### Goal of the exercise:
Examine each line of the data. Copy those that contain the string "Introduction".

### Provided records:
══════

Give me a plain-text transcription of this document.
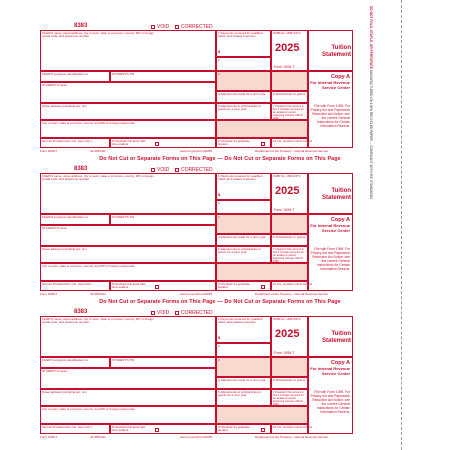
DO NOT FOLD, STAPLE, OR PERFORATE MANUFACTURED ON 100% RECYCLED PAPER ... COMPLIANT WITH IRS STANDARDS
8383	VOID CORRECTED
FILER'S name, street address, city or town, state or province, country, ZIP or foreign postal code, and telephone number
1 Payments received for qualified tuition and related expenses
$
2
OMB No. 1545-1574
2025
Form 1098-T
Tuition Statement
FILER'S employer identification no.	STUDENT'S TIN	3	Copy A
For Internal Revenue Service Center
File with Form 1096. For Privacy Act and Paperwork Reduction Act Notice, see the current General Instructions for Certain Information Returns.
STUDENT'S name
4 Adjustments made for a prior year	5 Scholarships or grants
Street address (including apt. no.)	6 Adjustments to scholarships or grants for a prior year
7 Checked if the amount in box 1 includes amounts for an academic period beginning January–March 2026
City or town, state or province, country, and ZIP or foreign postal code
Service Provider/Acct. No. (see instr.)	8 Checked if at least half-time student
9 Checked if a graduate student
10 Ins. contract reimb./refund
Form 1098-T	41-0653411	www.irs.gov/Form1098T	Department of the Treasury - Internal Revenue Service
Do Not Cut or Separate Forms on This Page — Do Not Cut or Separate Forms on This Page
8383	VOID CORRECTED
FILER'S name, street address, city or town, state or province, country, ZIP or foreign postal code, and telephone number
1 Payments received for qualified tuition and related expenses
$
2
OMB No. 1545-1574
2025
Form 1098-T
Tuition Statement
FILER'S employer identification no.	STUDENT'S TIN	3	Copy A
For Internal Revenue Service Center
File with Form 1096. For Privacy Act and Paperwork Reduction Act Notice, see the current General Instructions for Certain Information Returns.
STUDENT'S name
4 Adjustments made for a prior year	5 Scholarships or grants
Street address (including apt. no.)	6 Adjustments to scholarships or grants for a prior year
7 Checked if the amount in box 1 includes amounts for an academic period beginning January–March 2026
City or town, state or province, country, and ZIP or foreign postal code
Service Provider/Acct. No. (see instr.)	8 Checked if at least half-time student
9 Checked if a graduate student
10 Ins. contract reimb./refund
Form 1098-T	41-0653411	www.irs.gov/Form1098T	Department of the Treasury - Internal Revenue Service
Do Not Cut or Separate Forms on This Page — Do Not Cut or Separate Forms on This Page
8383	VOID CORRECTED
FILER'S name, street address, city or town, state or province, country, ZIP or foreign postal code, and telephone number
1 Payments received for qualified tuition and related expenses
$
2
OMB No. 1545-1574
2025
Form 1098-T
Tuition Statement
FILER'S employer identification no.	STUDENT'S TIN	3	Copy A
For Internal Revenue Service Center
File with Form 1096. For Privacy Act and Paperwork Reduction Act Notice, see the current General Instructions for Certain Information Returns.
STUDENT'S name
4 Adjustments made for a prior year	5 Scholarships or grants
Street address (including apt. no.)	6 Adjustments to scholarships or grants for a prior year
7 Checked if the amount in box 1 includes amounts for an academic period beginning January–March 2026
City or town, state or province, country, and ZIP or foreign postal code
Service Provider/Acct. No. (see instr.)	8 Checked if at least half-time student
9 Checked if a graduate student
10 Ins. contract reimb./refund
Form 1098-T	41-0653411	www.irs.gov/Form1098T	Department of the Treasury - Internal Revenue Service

══════

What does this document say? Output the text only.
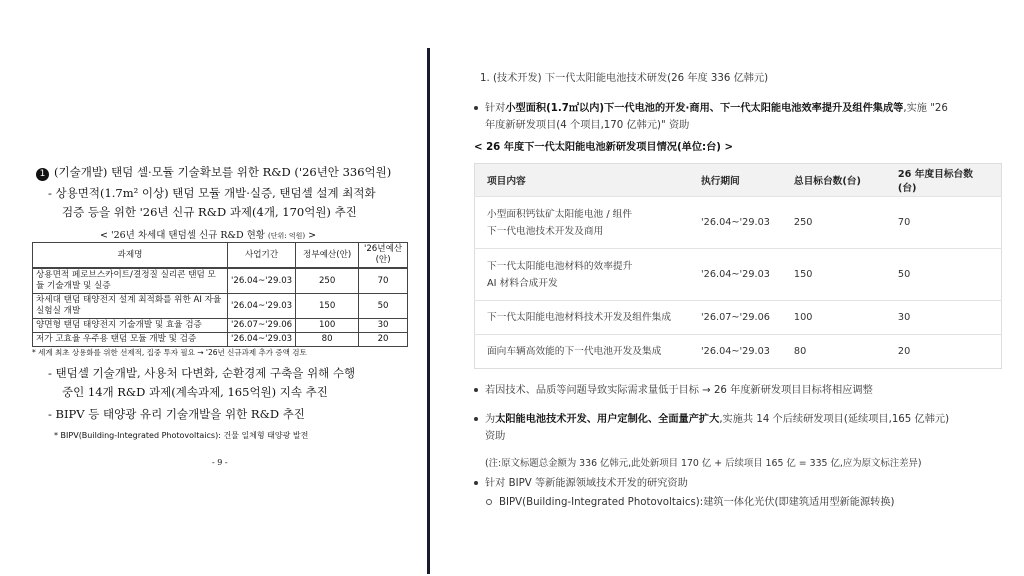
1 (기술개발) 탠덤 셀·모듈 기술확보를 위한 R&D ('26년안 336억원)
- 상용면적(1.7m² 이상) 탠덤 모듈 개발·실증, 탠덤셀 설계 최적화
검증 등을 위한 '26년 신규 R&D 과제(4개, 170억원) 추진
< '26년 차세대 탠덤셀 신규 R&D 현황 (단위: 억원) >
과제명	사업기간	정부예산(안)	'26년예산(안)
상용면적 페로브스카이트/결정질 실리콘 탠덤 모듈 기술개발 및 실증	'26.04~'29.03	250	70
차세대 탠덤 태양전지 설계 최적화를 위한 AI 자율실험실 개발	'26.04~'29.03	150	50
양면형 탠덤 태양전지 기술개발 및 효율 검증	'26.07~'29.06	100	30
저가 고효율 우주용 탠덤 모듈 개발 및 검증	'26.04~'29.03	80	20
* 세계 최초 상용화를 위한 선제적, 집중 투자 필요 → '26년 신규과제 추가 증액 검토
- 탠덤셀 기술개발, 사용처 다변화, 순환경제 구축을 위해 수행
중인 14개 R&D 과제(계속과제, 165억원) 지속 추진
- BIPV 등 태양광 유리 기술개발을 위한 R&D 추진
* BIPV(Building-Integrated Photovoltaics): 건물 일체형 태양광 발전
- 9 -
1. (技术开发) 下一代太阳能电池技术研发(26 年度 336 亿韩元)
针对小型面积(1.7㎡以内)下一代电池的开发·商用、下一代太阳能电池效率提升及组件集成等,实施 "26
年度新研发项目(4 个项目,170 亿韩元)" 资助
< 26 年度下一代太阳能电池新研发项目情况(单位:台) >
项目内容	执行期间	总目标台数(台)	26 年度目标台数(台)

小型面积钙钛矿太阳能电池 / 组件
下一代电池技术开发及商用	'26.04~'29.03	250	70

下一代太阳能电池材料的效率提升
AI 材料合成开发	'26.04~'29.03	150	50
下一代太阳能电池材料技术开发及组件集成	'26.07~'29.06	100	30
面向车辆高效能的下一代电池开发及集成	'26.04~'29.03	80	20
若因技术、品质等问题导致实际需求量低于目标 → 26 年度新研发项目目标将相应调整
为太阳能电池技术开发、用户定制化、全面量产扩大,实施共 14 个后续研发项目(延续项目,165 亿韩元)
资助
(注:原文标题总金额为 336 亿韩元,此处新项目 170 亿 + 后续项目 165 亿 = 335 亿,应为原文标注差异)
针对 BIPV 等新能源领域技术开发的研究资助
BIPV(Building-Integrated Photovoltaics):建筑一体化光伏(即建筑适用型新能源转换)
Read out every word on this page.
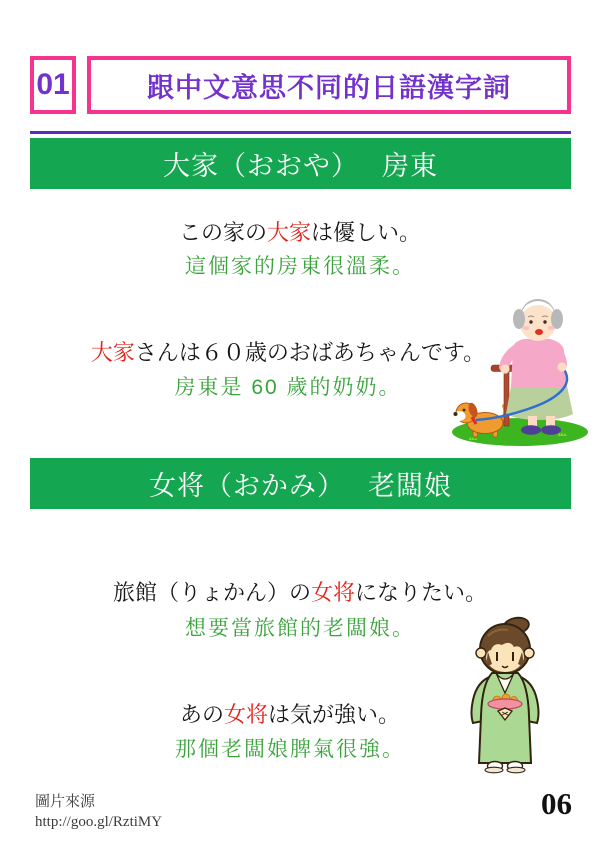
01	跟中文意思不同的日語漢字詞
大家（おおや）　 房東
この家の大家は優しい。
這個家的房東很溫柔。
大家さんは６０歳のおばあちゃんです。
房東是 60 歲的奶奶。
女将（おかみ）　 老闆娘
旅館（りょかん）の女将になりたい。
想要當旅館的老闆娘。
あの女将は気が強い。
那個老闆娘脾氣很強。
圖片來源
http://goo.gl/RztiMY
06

══════

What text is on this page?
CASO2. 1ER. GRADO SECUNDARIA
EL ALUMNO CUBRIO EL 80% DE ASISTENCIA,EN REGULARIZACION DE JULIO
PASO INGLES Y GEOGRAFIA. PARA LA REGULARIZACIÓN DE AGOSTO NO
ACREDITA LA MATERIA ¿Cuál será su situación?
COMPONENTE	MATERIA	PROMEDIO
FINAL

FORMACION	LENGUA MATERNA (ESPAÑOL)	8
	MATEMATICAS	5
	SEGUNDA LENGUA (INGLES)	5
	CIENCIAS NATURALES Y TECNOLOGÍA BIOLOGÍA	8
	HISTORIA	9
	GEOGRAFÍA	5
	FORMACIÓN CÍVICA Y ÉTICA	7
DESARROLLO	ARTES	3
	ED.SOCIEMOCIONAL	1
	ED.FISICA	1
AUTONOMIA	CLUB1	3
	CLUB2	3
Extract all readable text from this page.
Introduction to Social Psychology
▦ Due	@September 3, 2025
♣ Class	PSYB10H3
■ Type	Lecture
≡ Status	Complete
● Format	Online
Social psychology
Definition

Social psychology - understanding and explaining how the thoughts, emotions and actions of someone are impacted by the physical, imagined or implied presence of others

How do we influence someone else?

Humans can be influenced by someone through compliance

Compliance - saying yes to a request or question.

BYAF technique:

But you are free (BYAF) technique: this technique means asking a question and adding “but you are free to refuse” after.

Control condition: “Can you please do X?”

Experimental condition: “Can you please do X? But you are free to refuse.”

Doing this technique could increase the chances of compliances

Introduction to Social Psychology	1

══════

### Correct response:
Introduction to Social Psychology
Introduction to Social Psychology	1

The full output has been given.